*WORK TO BE COMPLETED*: Copy the data below exactly, omitting any picture it contains.

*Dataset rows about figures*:
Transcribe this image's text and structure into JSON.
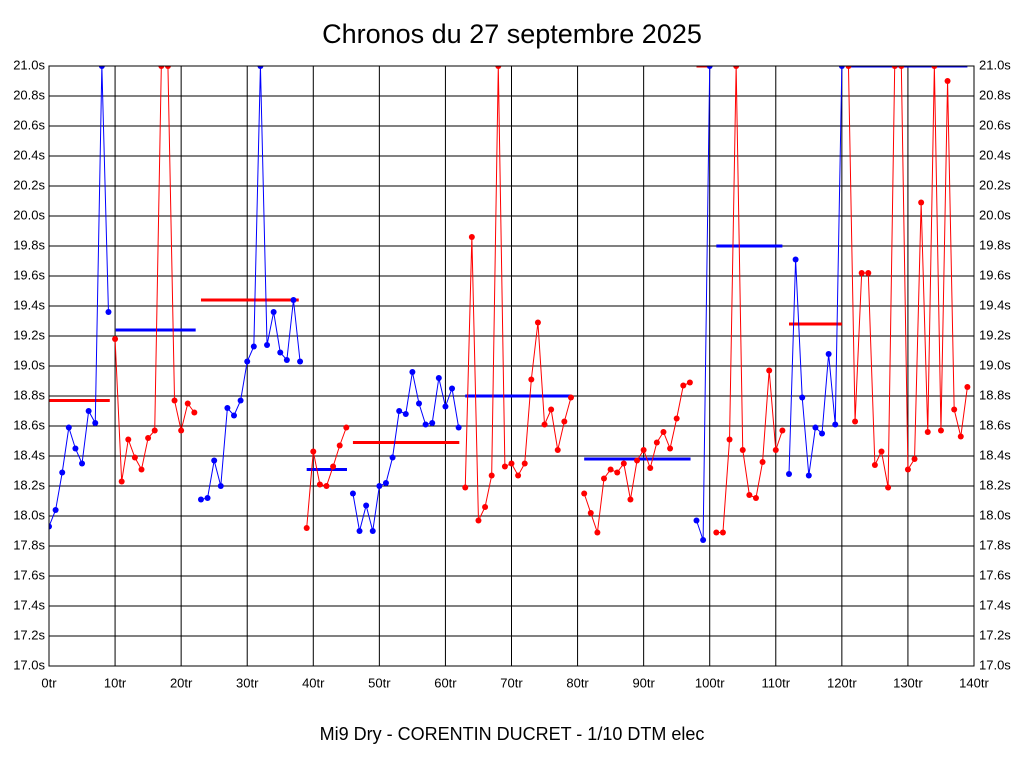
{
  "chart_data": {
    "type": "line",
    "title": "Chronos du 27 septembre 2025",
    "footer": "Mi9 Dry - CORENTIN DUCRET - 1/10 DTM elec",
    "grid": true,
    "xlim": [
      0,
      140
    ],
    "xticks": [
      {
        "value": 0,
        "label": "0tr"
      },
      {
        "value": 10,
        "label": "10tr"
      },
      {
        "value": 20,
        "label": "20tr"
      },
      {
        "value": 30,
        "label": "30tr"
      },
      {
        "value": 40,
        "label": "40tr"
      },
      {
        "value": 50,
        "label": "50tr"
      },
      {
        "value": 60,
        "label": "60tr"
      },
      {
        "value": 70,
        "label": "70tr"
      },
      {
        "value": 80,
        "label": "80tr"
      },
      {
        "value": 90,
        "label": "90tr"
      },
      {
        "value": 100,
        "label": "100tr"
      },
      {
        "value": 110,
        "label": "110tr"
      },
      {
        "value": 120,
        "label": "120tr"
      },
      {
        "value": 130,
        "label": "130tr"
      },
      {
        "value": 140,
        "label": "140tr"
      }
    ],
    "ylim": [
      17.0,
      21.0
    ],
    "yticks": [
      {
        "value": 17.0,
        "label": "17.0s"
      },
      {
        "value": 17.2,
        "label": "17.2s"
      },
      {
        "value": 17.4,
        "label": "17.4s"
      },
      {
        "value": 17.6,
        "label": "17.6s"
      },
      {
        "value": 17.8,
        "label": "17.8s"
      },
      {
        "value": 18.0,
        "label": "18.0s"
      },
      {
        "value": 18.2,
        "label": "18.2s"
      },
      {
        "value": 18.4,
        "label": "18.4s"
      },
      {
        "value": 18.6,
        "label": "18.6s"
      },
      {
        "value": 18.8,
        "label": "18.8s"
      },
      {
        "value": 19.0,
        "label": "19.0s"
      },
      {
        "value": 19.2,
        "label": "19.2s"
      },
      {
        "value": 19.4,
        "label": "19.4s"
      },
      {
        "value": 19.6,
        "label": "19.6s"
      },
      {
        "value": 19.8,
        "label": "19.8s"
      },
      {
        "value": 20.0,
        "label": "20.0s"
      },
      {
        "value": 20.2,
        "label": "20.2s"
      },
      {
        "value": 20.4,
        "label": "20.4s"
      },
      {
        "value": 20.6,
        "label": "20.6s"
      },
      {
        "value": 20.8,
        "label": "20.8s"
      },
      {
        "value": 21.0,
        "label": "21.0s"
      }
    ],
    "series": [
      {
        "color": "#0000ff",
        "x": [
          0,
          1,
          2,
          3,
          4,
          5,
          6,
          7,
          8,
          9
        ],
        "values": [
          17.93,
          18.04,
          18.29,
          18.59,
          18.45,
          18.35,
          18.7,
          18.62,
          21.0,
          19.36
        ]
      },
      {
        "color": "#ff0000",
        "x": [
          10,
          11,
          12,
          13,
          14,
          15,
          16,
          17,
          18,
          19,
          20,
          21,
          22
        ],
        "values": [
          19.18,
          18.23,
          18.51,
          18.39,
          18.31,
          18.52,
          18.57,
          21.0,
          21.0,
          18.77,
          18.57,
          18.75,
          18.69
        ]
      },
      {
        "color": "#0000ff",
        "x": [
          23,
          24,
          25,
          26,
          27,
          28,
          29,
          30,
          31,
          32,
          33,
          34,
          35,
          36,
          37,
          38
        ],
        "values": [
          18.11,
          18.12,
          18.37,
          18.2,
          18.72,
          18.67,
          18.77,
          19.03,
          19.13,
          21.0,
          19.14,
          19.36,
          19.09,
          19.04,
          19.44,
          19.03
        ]
      },
      {
        "color": "#ff0000",
        "x": [
          39,
          40,
          41,
          42,
          43,
          44,
          45
        ],
        "values": [
          17.92,
          18.43,
          18.21,
          18.2,
          18.33,
          18.47,
          18.59
        ]
      },
      {
        "color": "#0000ff",
        "x": [
          46,
          47,
          48,
          49,
          50,
          51,
          52,
          53,
          54,
          55,
          56,
          57,
          58,
          59,
          60,
          61,
          62
        ],
        "values": [
          18.15,
          17.9,
          18.07,
          17.9,
          18.2,
          18.22,
          18.39,
          18.7,
          18.68,
          18.96,
          18.75,
          18.61,
          18.62,
          18.92,
          18.73,
          18.85,
          18.59
        ]
      },
      {
        "color": "#ff0000",
        "x": [
          63,
          64,
          65,
          66,
          67,
          68,
          69,
          70,
          71,
          72,
          73,
          74,
          75,
          76,
          77,
          78,
          79
        ],
        "values": [
          18.19,
          19.86,
          17.97,
          18.06,
          18.27,
          21.0,
          18.33,
          18.35,
          18.27,
          18.35,
          18.91,
          19.29,
          18.61,
          18.71,
          18.44,
          18.63,
          18.79
        ]
      },
      {
        "color": "#ff0000",
        "x": [
          81,
          82,
          83,
          84,
          85,
          86,
          87,
          88,
          89,
          90,
          91,
          92,
          93,
          94,
          95,
          96,
          97
        ],
        "values": [
          18.15,
          18.02,
          17.89,
          18.25,
          18.31,
          18.29,
          18.35,
          18.11,
          18.37,
          18.44,
          18.32,
          18.49,
          18.56,
          18.45,
          18.65,
          18.87,
          18.89
        ]
      },
      {
        "color": "#0000ff",
        "x": [
          98,
          99,
          100
        ],
        "values": [
          17.97,
          17.84,
          21.0
        ]
      },
      {
        "color": "#ff0000",
        "x": [
          101,
          102,
          103,
          104,
          105,
          106,
          107,
          108,
          109,
          110,
          111
        ],
        "values": [
          17.89,
          17.89,
          18.51,
          21.0,
          18.44,
          18.14,
          18.12,
          18.36,
          18.97,
          18.44,
          18.57
        ]
      },
      {
        "color": "#0000ff",
        "x": [
          112,
          113,
          114,
          115,
          116,
          117,
          118,
          119,
          120
        ],
        "values": [
          18.28,
          19.71,
          18.79,
          18.27,
          18.59,
          18.55,
          19.08,
          18.61,
          21.0
        ]
      },
      {
        "color": "#ff0000",
        "x": [
          121,
          122,
          123,
          124,
          125,
          126,
          127,
          128,
          129,
          130,
          131,
          132,
          133,
          134,
          135,
          136,
          137,
          138,
          139
        ],
        "values": [
          21.0,
          18.63,
          19.62,
          19.62,
          18.34,
          18.43,
          18.19,
          21.0,
          21.0,
          18.31,
          18.38,
          20.09,
          18.56,
          21.0,
          18.57,
          20.9,
          18.71,
          18.53,
          18.86
        ]
      }
    ],
    "average_lines": [
      {
        "color": "#ff0000",
        "x": [
          0,
          9.2
        ],
        "value": 18.77
      },
      {
        "color": "#0000ff",
        "x": [
          10.1,
          22.2
        ],
        "value": 19.24
      },
      {
        "color": "#ff0000",
        "x": [
          23,
          37.8
        ],
        "value": 19.44
      },
      {
        "color": "#0000ff",
        "x": [
          39,
          45.1
        ],
        "value": 18.31
      },
      {
        "color": "#ff0000",
        "x": [
          46,
          62.1
        ],
        "value": 18.49
      },
      {
        "color": "#0000ff",
        "x": [
          63,
          79
        ],
        "value": 18.8
      },
      {
        "color": "#0000ff",
        "x": [
          81,
          97.1
        ],
        "value": 18.38
      },
      {
        "color": "#ff0000",
        "x": [
          98,
          99.9
        ],
        "value": 21.0
      },
      {
        "color": "#0000ff",
        "x": [
          101,
          111
        ],
        "value": 19.8
      },
      {
        "color": "#ff0000",
        "x": [
          112,
          120
        ],
        "value": 19.28
      },
      {
        "color": "#0000ff",
        "x": [
          121,
          139
        ],
        "value": 21.0
      }
    ]
  }
}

*ANSWER*:
Transcribe this image's text and structure into JSON.
{
  "chart_data": {
    "type": "line",
    "title": "Chronos du 27 septembre 2025",
    "footer": "Mi9 Dry - CORENTIN DUCRET - 1/10 DTM elec",
    "grid": true,
    "xlim": [
      0,
      140
    ],
    "xticks": [
      {
        "value": 0,
        "label": "0tr"
      },
      {
        "value": 10,
        "label": "10tr"
      },
      {
        "value": 20,
        "label": "20tr"
      },
      {
        "value": 30,
        "label": "30tr"
      },
      {
        "value": 40,
        "label": "40tr"
      },
      {
        "value": 50,
        "label": "50tr"
      },
      {
        "value": 60,
        "label": "60tr"
      },
      {
        "value": 70,
        "label": "70tr"
      },
      {
        "value": 80,
        "label": "80tr"
      },
      {
        "value": 90,
        "label": "90tr"
      },
      {
        "value": 100,
        "label": "100tr"
      },
      {
        "value": 110,
        "label": "110tr"
      },
      {
        "value": 120,
        "label": "120tr"
      },
      {
        "value": 130,
        "label": "130tr"
      },
      {
        "value": 140,
        "label": "140tr"
      }
    ],
    "ylim": [
      17.0,
      21.0
    ],
    "yticks": [
      {
        "value": 17.0,
        "label": "17.0s"
      },
      {
        "value": 17.2,
        "label": "17.2s"
      },
      {
        "value": 17.4,
        "label": "17.4s"
      },
      {
        "value": 17.6,
        "label": "17.6s"
      },
      {
        "value": 17.8,
        "label": "17.8s"
      },
      {
        "value": 18.0,
        "label": "18.0s"
      },
      {
        "value": 18.2,
        "label": "18.2s"
      },
      {
        "value": 18.4,
        "label": "18.4s"
      },
      {
        "value": 18.6,
        "label": "18.6s"
      },
      {
        "value": 18.8,
        "label": "18.8s"
      },
      {
        "value": 19.0,
        "label": "19.0s"
      },
      {
        "value": 19.2,
        "label": "19.2s"
      },
      {
        "value": 19.4,
        "label": "19.4s"
      },
      {
        "value": 19.6,
        "label": "19.6s"
      },
      {
        "value": 19.8,
        "label": "19.8s"
      },
      {
        "value": 20.0,
        "label": "20.0s"
      },
      {
        "value": 20.2,
        "label": "20.2s"
      },
      {
        "value": 20.4,
        "label": "20.4s"
      },
      {
        "value": 20.6,
        "label": "20.6s"
      },
      {
        "value": 20.8,
        "label": "20.8s"
      },
      {
        "value": 21.0,
        "label": "21.0s"
      }
    ],
    "series": [
      {
        "color": "#0000ff",
        "x": [
          0,
          1,
          2,
          3,
          4,
          5,
          6,
          7,
          8,
          9
        ],
        "values": [
          17.93,
          18.04,
          18.29,
          18.59,
          18.45,
          18.35,
          18.7,
          18.62,
          21.0,
          19.36
        ]
      },
      {
        "color": "#ff0000",
        "x": [
          10,
          11,
          12,
          13,
          14,
          15,
          16,
          17,
          18,
          19,
          20,
          21,
          22
        ],
        "values": [
          19.18,
          18.23,
          18.51,
          18.39,
          18.31,
          18.52,
          18.57,
          21.0,
          21.0,
          18.77,
          18.57,
          18.75,
          18.69
        ]
      },
      {
        "color": "#0000ff",
        "x": [
          23,
          24,
          25,
          26,
          27,
          28,
          29,
          30,
          31,
          32,
          33,
          34,
          35,
          36,
          37,
          38
        ],
        "values": [
          18.11,
          18.12,
          18.37,
          18.2,
          18.72,
          18.67,
          18.77,
          19.03,
          19.13,
          21.0,
          19.14,
          19.36,
          19.09,
          19.04,
          19.44,
          19.03
        ]
      },
      {
        "color": "#ff0000",
        "x": [
          39,
          40,
          41,
          42,
          43,
          44,
          45
        ],
        "values": [
          17.92,
          18.43,
          18.21,
          18.2,
          18.33,
          18.47,
          18.59
        ]
      },
      {
        "color": "#0000ff",
        "x": [
          46,
          47,
          48,
          49,
          50,
          51,
          52,
          53,
          54,
          55,
          56,
          57,
          58,
          59,
          60,
          61,
          62
        ],
        "values": [
          18.15,
          17.9,
          18.07,
          17.9,
          18.2,
          18.22,
          18.39,
          18.7,
          18.68,
          18.96,
          18.75,
          18.61,
          18.62,
          18.92,
          18.73,
          18.85,
          18.59
        ]
      },
      {
        "color": "#ff0000",
        "x": [
          63,
          64,
          65,
          66,
          67,
          68,
          69,
          70,
          71,
          72,
          73,
          74,
          75,
          76,
          77,
          78,
          79
        ],
        "values": [
          18.19,
          19.86,
          17.97,
          18.06,
          18.27,
          21.0,
          18.33,
          18.35,
          18.27,
          18.35,
          18.91,
          19.29,
          18.61,
          18.71,
          18.44,
          18.63,
          18.79
        ]
      },
      {
        "color": "#ff0000",
        "x": [
          81,
          82,
          83,
          84,
          85,
          86,
          87,
          88,
          89,
          90,
          91,
          92,
          93,
          94,
          95,
          96,
          97
        ],
        "values": [
          18.15,
          18.02,
          17.89,
          18.25,
          18.31,
          18.29,
          18.35,
          18.11,
          18.37,
          18.44,
          18.32,
          18.49,
          18.56,
          18.45,
          18.65,
          18.87,
          18.89
        ]
      },
      {
        "color": "#0000ff",
        "x": [
          98,
          99,
          100
        ],
        "values": [
          17.97,
          17.84,
          21.0
        ]
      },
      {
        "color": "#ff0000",
        "x": [
          101,
          102,
          103,
          104,
          105,
          106,
          107,
          108,
          109,
          110,
          111
        ],
        "values": [
          17.89,
          17.89,
          18.51,
          21.0,
          18.44,
          18.14,
          18.12,
          18.36,
          18.97,
          18.44,
          18.57
        ]
      },
      {
        "color": "#0000ff",
        "x": [
          112,
          113,
          114,
          115,
          116,
          117,
          118,
          119,
          120
        ],
        "values": [
          18.28,
          19.71,
          18.79,
          18.27,
          18.59,
          18.55,
          19.08,
          18.61,
          21.0
        ]
      },
      {
        "color": "#ff0000",
        "x": [
          121,
          122,
          123,
          124,
          125,
          126,
          127,
          128,
          129,
          130,
          131,
          132,
          133,
          134,
          135,
          136,
          137,
          138,
          139
        ],
        "values": [
          21.0,
          18.63,
          19.62,
          19.62,
          18.34,
          18.43,
          18.19,
          21.0,
          21.0,
          18.31,
          18.38,
          20.09,
          18.56,
          21.0,
          18.57,
          20.9,
          18.71,
          18.53,
          18.86
        ]
      }
    ],
    "average_lines": [
      {
        "color": "#ff0000",
        "x": [
          0,
          9.2
        ],
        "value": 18.77
      },
      {
        "color": "#0000ff",
        "x": [
          10.1,
          22.2
        ],
        "value": 19.24
      },
      {
        "color": "#ff0000",
        "x": [
          23,
          37.8
        ],
        "value": 19.44
      },
      {
        "color": "#0000ff",
        "x": [
          39,
          45.1
        ],
        "value": 18.31
      },
      {
        "color": "#ff0000",
        "x": [
          46,
          62.1
        ],
        "value": 18.49
      },
      {
        "color": "#0000ff",
        "x": [
          63,
          79
        ],
        "value": 18.8
      },
      {
        "color": "#0000ff",
        "x": [
          81,
          97.1
        ],
        "value": 18.38
      },
      {
        "color": "#ff0000",
        "x": [
          98,
          99.9
        ],
        "value": 21.0
      },
      {
        "color": "#0000ff",
        "x": [
          101,
          111
        ],
        "value": 19.8
      },
      {
        "color": "#ff0000",
        "x": [
          112,
          120
        ],
        "value": 19.28
      },
      {
        "color": "#0000ff",
        "x": [
          121,
          139
        ],
        "value": 21.0
      }
    ]
  }
}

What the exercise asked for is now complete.